> **Directions**: Locate the line that contains "Give me the". Reproduce it and all following lines up to the end of the material, exactly and with nothing added.

Lines of data:
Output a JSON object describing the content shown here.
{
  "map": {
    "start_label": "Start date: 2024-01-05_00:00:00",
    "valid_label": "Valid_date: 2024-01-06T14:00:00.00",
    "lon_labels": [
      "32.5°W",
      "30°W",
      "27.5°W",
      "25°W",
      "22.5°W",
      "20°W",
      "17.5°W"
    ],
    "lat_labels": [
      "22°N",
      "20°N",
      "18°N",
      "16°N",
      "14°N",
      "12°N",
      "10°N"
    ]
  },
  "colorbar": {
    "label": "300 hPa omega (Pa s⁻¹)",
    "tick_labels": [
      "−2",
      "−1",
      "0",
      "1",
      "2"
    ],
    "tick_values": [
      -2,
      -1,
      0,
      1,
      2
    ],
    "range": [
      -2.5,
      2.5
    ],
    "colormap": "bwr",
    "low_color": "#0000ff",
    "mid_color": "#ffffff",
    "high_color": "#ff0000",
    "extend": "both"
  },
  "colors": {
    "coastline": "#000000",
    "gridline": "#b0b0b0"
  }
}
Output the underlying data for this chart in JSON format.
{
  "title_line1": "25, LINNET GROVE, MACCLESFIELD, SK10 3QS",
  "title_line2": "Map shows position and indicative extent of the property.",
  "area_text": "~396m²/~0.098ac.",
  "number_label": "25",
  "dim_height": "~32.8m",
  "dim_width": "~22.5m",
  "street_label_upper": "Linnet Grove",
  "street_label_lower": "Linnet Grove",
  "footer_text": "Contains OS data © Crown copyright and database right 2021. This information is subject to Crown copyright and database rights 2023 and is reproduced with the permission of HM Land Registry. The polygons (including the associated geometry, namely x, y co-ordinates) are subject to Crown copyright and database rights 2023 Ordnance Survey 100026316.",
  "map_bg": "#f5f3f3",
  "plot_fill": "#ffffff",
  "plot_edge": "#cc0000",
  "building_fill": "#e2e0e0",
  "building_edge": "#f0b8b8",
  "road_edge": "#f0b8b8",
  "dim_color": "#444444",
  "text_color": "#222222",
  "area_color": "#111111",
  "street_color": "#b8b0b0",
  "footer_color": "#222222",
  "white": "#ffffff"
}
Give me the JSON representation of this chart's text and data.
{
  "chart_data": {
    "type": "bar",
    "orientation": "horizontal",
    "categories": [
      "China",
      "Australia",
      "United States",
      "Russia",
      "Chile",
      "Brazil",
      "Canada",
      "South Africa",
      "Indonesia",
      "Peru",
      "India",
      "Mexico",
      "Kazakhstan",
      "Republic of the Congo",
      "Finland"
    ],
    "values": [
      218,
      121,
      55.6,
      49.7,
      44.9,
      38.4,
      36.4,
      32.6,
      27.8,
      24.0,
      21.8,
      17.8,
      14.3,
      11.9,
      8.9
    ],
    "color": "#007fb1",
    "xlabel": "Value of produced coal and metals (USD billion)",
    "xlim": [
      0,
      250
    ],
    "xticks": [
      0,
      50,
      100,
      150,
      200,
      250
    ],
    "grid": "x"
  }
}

> **Solution to this problem**:
Give me the JSON representation of this chart's text and data.
{
  "chart_data": {
    "type": "bar",
    "orientation": "horizontal",
    "categories": [
      "China",
      "Australia",
      "United States",
      "Russia",
      "Chile",
      "Brazil",
      "Canada",
      "South Africa",
      "Indonesia",
      "Peru",
      "India",
      "Mexico",
      "Kazakhstan",
      "Republic of the Congo",
      "Finland"
    ],
    "values": [
      218,
      121,
      55.6,
      49.7,
      44.9,
      38.4,
      36.4,
      32.6,
      27.8,
      24.0,
      21.8,
      17.8,
      14.3,
      11.9,
      8.9
    ],
    "color": "#007fb1",
    "xlabel": "Value of produced coal and metals (USD billion)",
    "xlim": [
      0,
      250
    ],
    "xticks": [
      0,
      50,
      100,
      150,
      200,
      250
    ],
    "grid": "x"
  }
}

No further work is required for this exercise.